**What you are asked to do**:
Take each line containing the word "backup" and copy it.
----
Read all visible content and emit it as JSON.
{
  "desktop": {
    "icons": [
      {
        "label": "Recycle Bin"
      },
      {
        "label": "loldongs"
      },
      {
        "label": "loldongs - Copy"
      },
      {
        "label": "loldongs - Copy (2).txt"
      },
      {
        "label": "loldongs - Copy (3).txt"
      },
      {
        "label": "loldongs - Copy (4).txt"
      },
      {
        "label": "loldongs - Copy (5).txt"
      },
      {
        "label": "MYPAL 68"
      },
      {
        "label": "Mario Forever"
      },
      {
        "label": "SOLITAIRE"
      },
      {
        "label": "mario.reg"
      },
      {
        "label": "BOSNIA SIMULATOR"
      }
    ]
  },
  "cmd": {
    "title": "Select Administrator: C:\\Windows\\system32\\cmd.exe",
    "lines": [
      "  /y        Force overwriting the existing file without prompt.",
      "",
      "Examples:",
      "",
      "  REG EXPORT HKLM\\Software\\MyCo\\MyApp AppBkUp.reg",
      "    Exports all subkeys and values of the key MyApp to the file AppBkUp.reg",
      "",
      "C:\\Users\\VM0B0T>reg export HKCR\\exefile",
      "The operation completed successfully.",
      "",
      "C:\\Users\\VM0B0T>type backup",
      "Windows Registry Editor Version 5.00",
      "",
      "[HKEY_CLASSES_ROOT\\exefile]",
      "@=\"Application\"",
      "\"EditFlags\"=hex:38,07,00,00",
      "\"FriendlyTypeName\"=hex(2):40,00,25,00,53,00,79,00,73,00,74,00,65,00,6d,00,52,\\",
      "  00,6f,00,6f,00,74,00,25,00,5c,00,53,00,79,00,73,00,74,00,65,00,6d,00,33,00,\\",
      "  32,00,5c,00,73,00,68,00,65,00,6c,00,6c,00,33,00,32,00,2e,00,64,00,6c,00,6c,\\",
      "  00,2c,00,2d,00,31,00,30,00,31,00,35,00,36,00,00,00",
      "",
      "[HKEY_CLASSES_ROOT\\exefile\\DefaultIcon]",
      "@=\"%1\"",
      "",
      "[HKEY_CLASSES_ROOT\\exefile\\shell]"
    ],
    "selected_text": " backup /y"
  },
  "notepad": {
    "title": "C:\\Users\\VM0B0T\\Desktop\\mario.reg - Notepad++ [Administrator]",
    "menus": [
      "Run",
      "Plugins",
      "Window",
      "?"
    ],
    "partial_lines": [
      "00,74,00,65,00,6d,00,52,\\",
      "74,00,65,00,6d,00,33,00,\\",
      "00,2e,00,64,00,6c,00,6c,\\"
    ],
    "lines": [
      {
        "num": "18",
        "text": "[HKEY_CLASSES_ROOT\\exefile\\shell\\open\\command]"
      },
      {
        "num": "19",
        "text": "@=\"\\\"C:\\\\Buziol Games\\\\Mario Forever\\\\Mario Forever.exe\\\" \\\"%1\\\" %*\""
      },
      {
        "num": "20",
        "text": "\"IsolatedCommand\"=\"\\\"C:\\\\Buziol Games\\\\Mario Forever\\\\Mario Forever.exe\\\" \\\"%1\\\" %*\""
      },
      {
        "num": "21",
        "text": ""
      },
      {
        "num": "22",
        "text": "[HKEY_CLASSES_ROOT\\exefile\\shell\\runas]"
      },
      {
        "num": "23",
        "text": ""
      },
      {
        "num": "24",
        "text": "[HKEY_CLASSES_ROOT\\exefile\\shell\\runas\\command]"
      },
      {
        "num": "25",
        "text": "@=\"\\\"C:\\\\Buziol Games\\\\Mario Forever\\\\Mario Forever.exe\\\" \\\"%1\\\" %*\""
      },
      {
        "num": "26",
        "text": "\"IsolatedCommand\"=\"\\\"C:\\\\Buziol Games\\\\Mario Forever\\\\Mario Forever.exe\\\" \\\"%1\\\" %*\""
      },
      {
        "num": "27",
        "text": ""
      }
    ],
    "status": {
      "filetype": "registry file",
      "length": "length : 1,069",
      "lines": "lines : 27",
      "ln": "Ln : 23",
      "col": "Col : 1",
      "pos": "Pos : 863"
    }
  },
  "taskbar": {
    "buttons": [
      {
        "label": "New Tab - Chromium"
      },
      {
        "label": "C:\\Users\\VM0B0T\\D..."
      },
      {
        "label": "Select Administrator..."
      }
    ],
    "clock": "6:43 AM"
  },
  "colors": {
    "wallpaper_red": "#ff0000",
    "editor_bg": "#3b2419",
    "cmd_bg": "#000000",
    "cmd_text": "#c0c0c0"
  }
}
----
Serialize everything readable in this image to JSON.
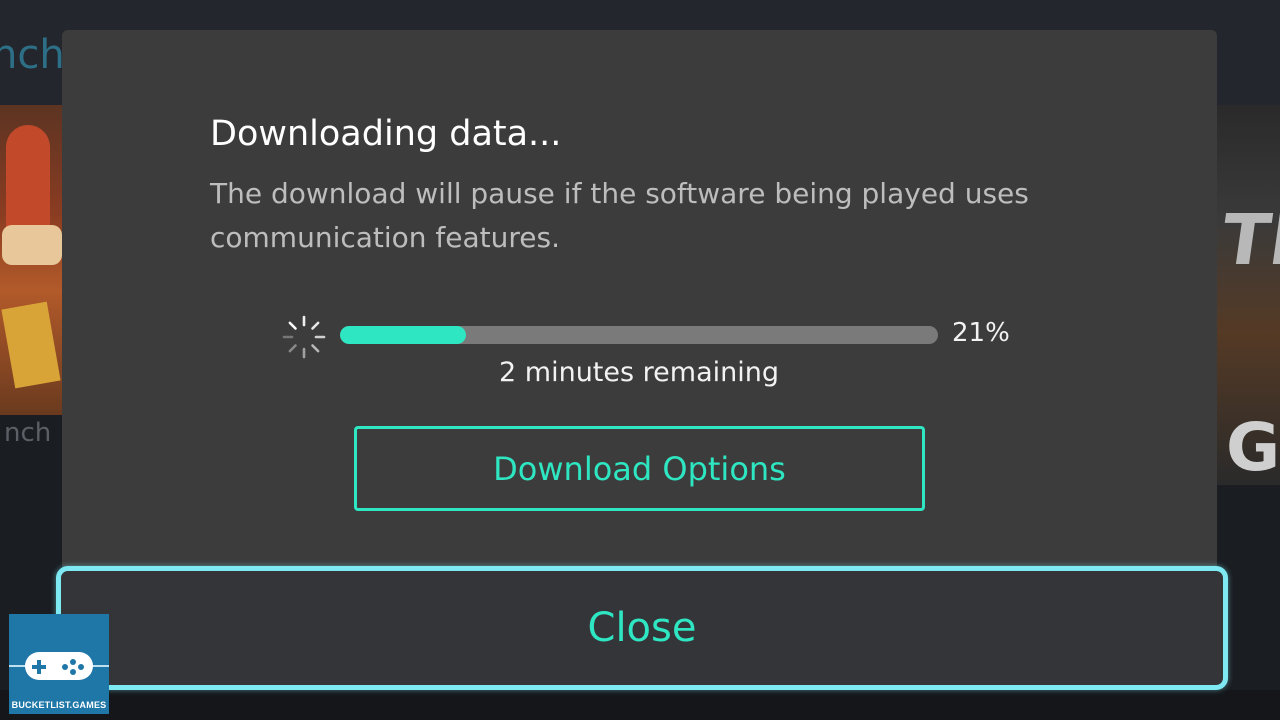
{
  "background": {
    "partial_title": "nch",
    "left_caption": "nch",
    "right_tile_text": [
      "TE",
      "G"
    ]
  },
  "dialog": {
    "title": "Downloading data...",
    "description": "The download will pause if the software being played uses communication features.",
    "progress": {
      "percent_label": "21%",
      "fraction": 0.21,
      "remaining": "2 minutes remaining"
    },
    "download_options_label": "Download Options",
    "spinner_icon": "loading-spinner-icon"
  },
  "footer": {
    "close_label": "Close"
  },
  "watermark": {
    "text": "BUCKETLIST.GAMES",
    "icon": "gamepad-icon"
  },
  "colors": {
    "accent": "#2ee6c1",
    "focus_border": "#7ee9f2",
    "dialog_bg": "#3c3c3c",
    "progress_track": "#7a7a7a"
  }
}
----
**Output**:
      "C:\\Users\\VM0B0T>type backup",
    "selected_text": " backup /y"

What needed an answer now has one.